Required task → Repeat the material verbatim. Images are excluded from the copy.

Data →
__________________________________________________
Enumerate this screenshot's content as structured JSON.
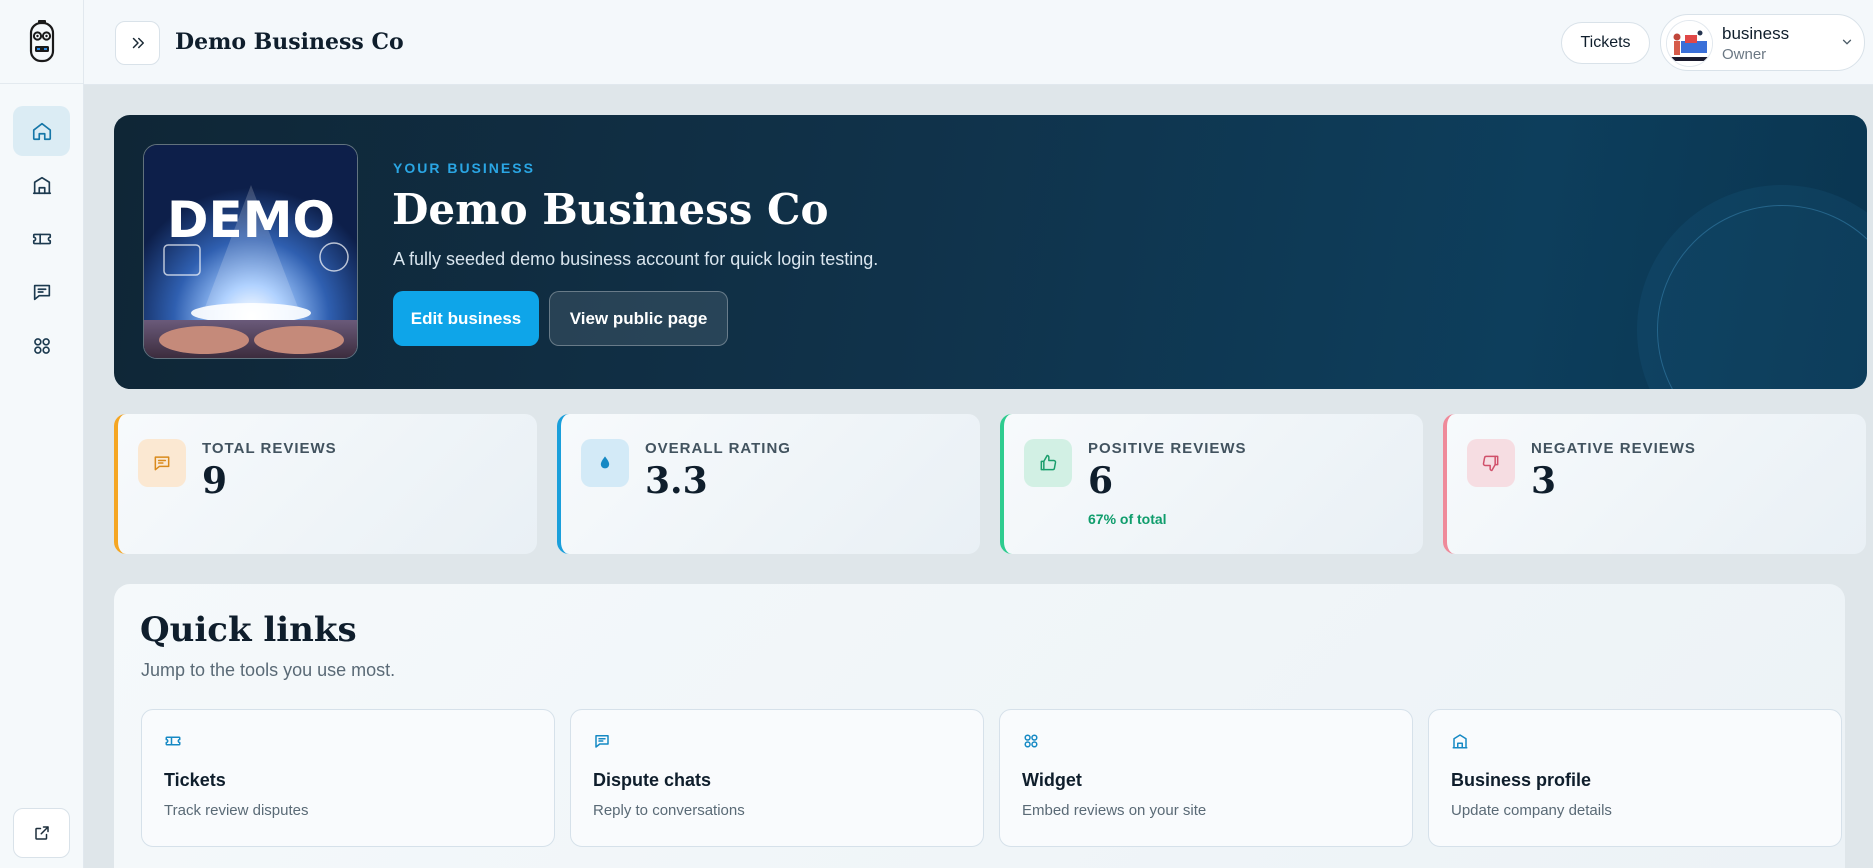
{
  "header": {
    "title": "Demo Business Co",
    "tickets_label": "Tickets",
    "user_name": "business",
    "user_role": "Owner"
  },
  "sidebar": {
    "items": [
      {
        "icon": "home-icon",
        "active": true
      },
      {
        "icon": "building-icon",
        "active": false
      },
      {
        "icon": "ticket-icon",
        "active": false
      },
      {
        "icon": "chat-icon",
        "active": false
      },
      {
        "icon": "widget-grid-icon",
        "active": false
      }
    ],
    "footer_icon": "external-link-icon"
  },
  "hero": {
    "eyebrow": "YOUR BUSINESS",
    "title": "Demo Business Co",
    "description": "A fully seeded demo business account for quick login testing.",
    "image_text": "DEMO",
    "edit_label": "Edit business",
    "public_label": "View public page"
  },
  "stats": [
    {
      "label": "TOTAL REVIEWS",
      "value": "9",
      "sub": "",
      "accent": "#f5a623",
      "icon": "chat-icon"
    },
    {
      "label": "OVERALL RATING",
      "value": "3.3",
      "sub": "",
      "accent": "#1a9fdb",
      "icon": "drop-icon"
    },
    {
      "label": "POSITIVE REVIEWS",
      "value": "6",
      "sub": "67% of total",
      "accent": "#2ecc8f",
      "icon": "thumbs-up-icon"
    },
    {
      "label": "NEGATIVE REVIEWS",
      "value": "3",
      "sub": "",
      "accent": "#ef8a9a",
      "icon": "thumbs-down-icon"
    }
  ],
  "quick_links": {
    "title": "Quick links",
    "subtitle": "Jump to the tools you use most.",
    "items": [
      {
        "title": "Tickets",
        "desc": "Track review disputes",
        "icon": "ticket-icon"
      },
      {
        "title": "Dispute chats",
        "desc": "Reply to conversations",
        "icon": "chat-icon"
      },
      {
        "title": "Widget",
        "desc": "Embed reviews on your site",
        "icon": "widget-grid-icon"
      },
      {
        "title": "Business profile",
        "desc": "Update company details",
        "icon": "building-icon"
      }
    ]
  },
  "colors": {
    "accent": "#0ea5e9",
    "hero_bg": "#0f2636",
    "positive": "#0f9d6c"
  }
}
__________________________________________________
Task response →
Enumerate this screenshot's content as structured JSON.
{
  "header": {
    "title": "Demo Business Co",
    "tickets_label": "Tickets",
    "user_name": "business",
    "user_role": "Owner"
  },
  "sidebar": {
    "items": [
      {
        "icon": "home-icon",
        "active": true
      },
      {
        "icon": "building-icon",
        "active": false
      },
      {
        "icon": "ticket-icon",
        "active": false
      },
      {
        "icon": "chat-icon",
        "active": false
      },
      {
        "icon": "widget-grid-icon",
        "active": false
      }
    ],
    "footer_icon": "external-link-icon"
  },
  "hero": {
    "eyebrow": "YOUR BUSINESS",
    "title": "Demo Business Co",
    "description": "A fully seeded demo business account for quick login testing.",
    "image_text": "DEMO",
    "edit_label": "Edit business",
    "public_label": "View public page"
  },
  "stats": [
    {
      "label": "TOTAL REVIEWS",
      "value": "9",
      "sub": "",
      "accent": "#f5a623",
      "icon": "chat-icon"
    },
    {
      "label": "OVERALL RATING",
      "value": "3.3",
      "sub": "",
      "accent": "#1a9fdb",
      "icon": "drop-icon"
    },
    {
      "label": "POSITIVE REVIEWS",
      "value": "6",
      "sub": "67% of total",
      "accent": "#2ecc8f",
      "icon": "thumbs-up-icon"
    },
    {
      "label": "NEGATIVE REVIEWS",
      "value": "3",
      "sub": "",
      "accent": "#ef8a9a",
      "icon": "thumbs-down-icon"
    }
  ],
  "quick_links": {
    "title": "Quick links",
    "subtitle": "Jump to the tools you use most.",
    "items": [
      {
        "title": "Tickets",
        "desc": "Track review disputes",
        "icon": "ticket-icon"
      },
      {
        "title": "Dispute chats",
        "desc": "Reply to conversations",
        "icon": "chat-icon"
      },
      {
        "title": "Widget",
        "desc": "Embed reviews on your site",
        "icon": "widget-grid-icon"
      },
      {
        "title": "Business profile",
        "desc": "Update company details",
        "icon": "building-icon"
      }
    ]
  },
  "colors": {
    "accent": "#0ea5e9",
    "hero_bg": "#0f2636",
    "positive": "#0f9d6c"
  }
}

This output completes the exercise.